*SELECTED PASSAGE*:
_____

While some might still argue that the world of downhill isn't the place for carbon fiber, the success of the current carbon frames on the race track speaks volumes about just how strong a properly constructed ''plastic'' frame actually is. In fact, having been behind the scenes of multiple frame manufacturing and testing facilities has given us firsthand knowledge of the material's advantages. Consider that these carbon creations can also be made lighter, often significantly so, and any brand wanting to compete in the long-travel carbon bike realm will have to lay out the development costs for one of their own. Kona's Gravity Product Manager, Chris Mandell, realized that more than a year ago when the Carbon Operator project first kicked off. ''We can make a stronger, lighter bike.''
We asked why carbon and why now? ''It involves a lot more cost on our end in terms of the engineering time and preparation, but it pays off for the consumer at the end of the day with a bike that is going to enable them, because it's lighter, because it's stronger, because it's stiffer. It's that simple.'' What isn't simple, though, is actually designing, testing, and manufacturing a carbon frame intended to be used for anything between a World Cup downhill use by team rider Connor Fearon and a burly Red Bull Rampage run by Kona's Graham Agassiz.
Carbon Operator Details
• New model for 2013 • Unidirectional carbon front triangle • Hybrid aluminum/carbon rocker arm • Revised four-bar suspension layout • Tapered head tube w/o aluminum sleeve • ISCG-05 chain guide tabs • Large cartridge bearings at all pivots • Aluminum chain and seat stays • 12 x 157mm rear axle spacing • Rear wheel travel: 200mm • Frame weight: 7.29lb (7.93lb for the 2013 Operator frame) • MSRP: under $4,100 USD, under $7,000 USD, frame only TBA
Kona may have explored other suspension layouts for their 200mm travel Carbon Operator but they settled on a design they know very well: the walking beam, four-bar system.
Evolution, Not Revolution
There are some suspension designs that have become synonymous with certain brands over the years - picture UK's Orange with their large swingarm, single pivot bikes, or how one automatically pictures a Horst Link bike when thinking of Specialized. The very same can be said of Kona, with them being well known for their walking beam, four-bar layout that has been employed in many different incarnations on everything from short-travel cross-country bikes to downhill race machines. Kona has remained true to this layout despite the suspension trends that have come and gone over the years, with them resisting the rise of the dual short-link layout that has gained massive popularity in recent times. Are there non-performance related reasons for them sticking to their guns? Maybe so, but it has to be said that Kona has done well to develop their four-bar system into a proven, formidable package. Don't forget that legendary Frenchman Fabien Barel took his highly modified Kona Stab to two World Championships wins and a World Cup overall title, not to mention the success of countless other brands who employ a similar four-bar design.

_____

*REQUEST 1*: Name every person mentioned by name in the Carbon Operator article.
*REQUEST 2*: Transcribe the Carbon Operator article from "Carbon Operator Details" up to and including "beam, four-bar system.".

*ENTRIES SHOWN*:
_____

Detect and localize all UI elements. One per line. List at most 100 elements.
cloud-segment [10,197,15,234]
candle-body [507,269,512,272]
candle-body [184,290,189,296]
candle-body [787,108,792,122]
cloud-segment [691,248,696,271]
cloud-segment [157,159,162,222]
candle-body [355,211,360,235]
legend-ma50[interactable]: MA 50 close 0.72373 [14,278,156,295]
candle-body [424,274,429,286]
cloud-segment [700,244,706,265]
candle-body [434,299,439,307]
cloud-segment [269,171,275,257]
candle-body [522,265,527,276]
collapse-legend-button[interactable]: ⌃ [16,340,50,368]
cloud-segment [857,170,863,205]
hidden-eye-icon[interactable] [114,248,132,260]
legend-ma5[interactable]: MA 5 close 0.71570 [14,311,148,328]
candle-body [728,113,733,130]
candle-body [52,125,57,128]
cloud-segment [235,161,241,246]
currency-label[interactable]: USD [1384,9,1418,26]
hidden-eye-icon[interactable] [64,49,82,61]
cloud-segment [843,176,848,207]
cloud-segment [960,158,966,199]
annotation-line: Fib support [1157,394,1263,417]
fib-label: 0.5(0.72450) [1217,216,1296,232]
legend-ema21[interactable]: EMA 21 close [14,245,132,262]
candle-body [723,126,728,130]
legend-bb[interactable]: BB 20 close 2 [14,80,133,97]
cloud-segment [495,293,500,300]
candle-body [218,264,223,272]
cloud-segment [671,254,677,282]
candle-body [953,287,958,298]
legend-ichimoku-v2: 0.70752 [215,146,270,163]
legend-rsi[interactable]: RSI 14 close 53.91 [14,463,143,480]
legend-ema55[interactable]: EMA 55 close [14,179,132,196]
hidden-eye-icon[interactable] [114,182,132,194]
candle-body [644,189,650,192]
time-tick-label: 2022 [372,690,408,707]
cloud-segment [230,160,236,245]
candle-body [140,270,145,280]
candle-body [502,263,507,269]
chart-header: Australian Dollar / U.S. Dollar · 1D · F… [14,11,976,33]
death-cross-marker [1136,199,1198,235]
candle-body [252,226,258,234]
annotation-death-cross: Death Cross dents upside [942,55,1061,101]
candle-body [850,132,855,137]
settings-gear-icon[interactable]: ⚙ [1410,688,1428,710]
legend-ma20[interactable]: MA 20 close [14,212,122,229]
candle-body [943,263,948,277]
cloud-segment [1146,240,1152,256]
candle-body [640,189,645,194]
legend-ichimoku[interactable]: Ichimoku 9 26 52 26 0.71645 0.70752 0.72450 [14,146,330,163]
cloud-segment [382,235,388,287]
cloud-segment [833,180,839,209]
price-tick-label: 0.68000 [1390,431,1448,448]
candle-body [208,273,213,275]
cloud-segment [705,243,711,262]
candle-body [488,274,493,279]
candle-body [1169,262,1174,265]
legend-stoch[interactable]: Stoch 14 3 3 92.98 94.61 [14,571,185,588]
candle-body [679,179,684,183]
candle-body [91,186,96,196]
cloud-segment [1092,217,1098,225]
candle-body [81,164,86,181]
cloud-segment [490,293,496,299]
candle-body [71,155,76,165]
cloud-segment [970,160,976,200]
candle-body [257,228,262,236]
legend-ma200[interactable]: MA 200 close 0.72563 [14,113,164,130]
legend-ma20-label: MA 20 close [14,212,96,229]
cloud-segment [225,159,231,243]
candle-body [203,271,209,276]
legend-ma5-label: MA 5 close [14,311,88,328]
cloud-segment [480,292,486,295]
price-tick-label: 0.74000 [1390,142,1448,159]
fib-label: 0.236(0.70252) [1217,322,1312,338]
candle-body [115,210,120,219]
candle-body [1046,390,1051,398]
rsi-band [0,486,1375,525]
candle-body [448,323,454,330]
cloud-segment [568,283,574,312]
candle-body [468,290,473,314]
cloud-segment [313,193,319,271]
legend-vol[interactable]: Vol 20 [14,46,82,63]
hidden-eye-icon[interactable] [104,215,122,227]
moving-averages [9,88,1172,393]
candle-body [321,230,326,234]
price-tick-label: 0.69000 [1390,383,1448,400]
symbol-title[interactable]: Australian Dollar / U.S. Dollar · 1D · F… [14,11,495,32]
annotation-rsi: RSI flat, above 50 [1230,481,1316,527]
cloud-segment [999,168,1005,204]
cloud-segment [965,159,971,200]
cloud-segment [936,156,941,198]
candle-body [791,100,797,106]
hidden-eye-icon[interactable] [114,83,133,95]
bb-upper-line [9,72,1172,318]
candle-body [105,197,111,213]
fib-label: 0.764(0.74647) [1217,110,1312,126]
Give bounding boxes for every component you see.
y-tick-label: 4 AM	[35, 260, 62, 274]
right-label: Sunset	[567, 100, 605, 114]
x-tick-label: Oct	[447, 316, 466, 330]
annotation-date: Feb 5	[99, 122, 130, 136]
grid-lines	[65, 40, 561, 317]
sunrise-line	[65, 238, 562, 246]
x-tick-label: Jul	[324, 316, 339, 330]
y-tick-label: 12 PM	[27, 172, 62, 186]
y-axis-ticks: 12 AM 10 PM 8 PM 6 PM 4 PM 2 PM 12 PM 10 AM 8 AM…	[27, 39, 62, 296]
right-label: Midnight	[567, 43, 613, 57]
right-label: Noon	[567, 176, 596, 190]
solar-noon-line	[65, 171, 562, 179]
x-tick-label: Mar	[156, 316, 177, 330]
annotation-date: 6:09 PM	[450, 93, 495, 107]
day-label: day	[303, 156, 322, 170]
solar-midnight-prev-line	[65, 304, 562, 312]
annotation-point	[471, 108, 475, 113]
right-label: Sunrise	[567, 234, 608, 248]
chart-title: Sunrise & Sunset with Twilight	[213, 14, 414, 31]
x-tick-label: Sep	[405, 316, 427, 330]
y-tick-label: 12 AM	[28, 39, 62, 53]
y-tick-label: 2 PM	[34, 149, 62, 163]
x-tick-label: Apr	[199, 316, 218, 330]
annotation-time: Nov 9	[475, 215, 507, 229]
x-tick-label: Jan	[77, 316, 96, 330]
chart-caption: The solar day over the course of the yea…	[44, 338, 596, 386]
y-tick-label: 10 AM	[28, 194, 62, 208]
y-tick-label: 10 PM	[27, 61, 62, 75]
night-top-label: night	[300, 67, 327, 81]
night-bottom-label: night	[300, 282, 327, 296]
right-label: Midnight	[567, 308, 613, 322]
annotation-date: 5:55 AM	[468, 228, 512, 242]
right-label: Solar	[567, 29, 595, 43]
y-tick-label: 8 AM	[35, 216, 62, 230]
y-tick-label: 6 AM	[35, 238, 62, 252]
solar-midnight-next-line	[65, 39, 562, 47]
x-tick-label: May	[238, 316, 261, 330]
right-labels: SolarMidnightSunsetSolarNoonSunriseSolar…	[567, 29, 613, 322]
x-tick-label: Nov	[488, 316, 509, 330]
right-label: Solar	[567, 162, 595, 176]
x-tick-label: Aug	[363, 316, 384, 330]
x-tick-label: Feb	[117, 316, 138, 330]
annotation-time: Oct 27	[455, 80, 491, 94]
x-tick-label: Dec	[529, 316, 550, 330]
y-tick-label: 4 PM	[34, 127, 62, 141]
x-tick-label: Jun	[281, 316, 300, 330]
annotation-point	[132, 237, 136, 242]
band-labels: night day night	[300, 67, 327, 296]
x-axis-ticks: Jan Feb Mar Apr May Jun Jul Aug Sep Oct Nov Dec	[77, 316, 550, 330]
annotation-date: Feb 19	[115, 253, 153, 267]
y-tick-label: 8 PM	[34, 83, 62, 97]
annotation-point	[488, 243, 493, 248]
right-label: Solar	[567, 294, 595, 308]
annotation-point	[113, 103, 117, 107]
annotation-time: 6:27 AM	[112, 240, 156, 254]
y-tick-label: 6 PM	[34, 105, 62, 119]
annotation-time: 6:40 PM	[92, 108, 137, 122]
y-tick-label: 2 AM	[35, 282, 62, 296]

_____

*RESULT 1*:
Chris Mandell
Connor Fearon
Graham Agassiz
Fabien Barel

*RESULT 2*:
Carbon Operator Details
• New model for 2013 • Unidirectional carbon front triangle • Hybrid aluminum/carbon rocker arm • Revised four-bar suspension layout • Tapered head tube w/o aluminum sleeve • ISCG-05 chain guide tabs • Large cartridge bearings at all pivots • Aluminum chain and seat stays • 12 x 157mm rear axle spacing • Rear wheel travel: 200mm • Frame weight: 7.29lb (7.93lb for the 2013 Operator frame) • MSRP: under $4,100 USD, under $7,000 USD, frame only TBA
Kona may have explored other suspension layouts for their 200mm travel Carbon Operator but they settled on a design they know very well: the walking beam, four-bar system.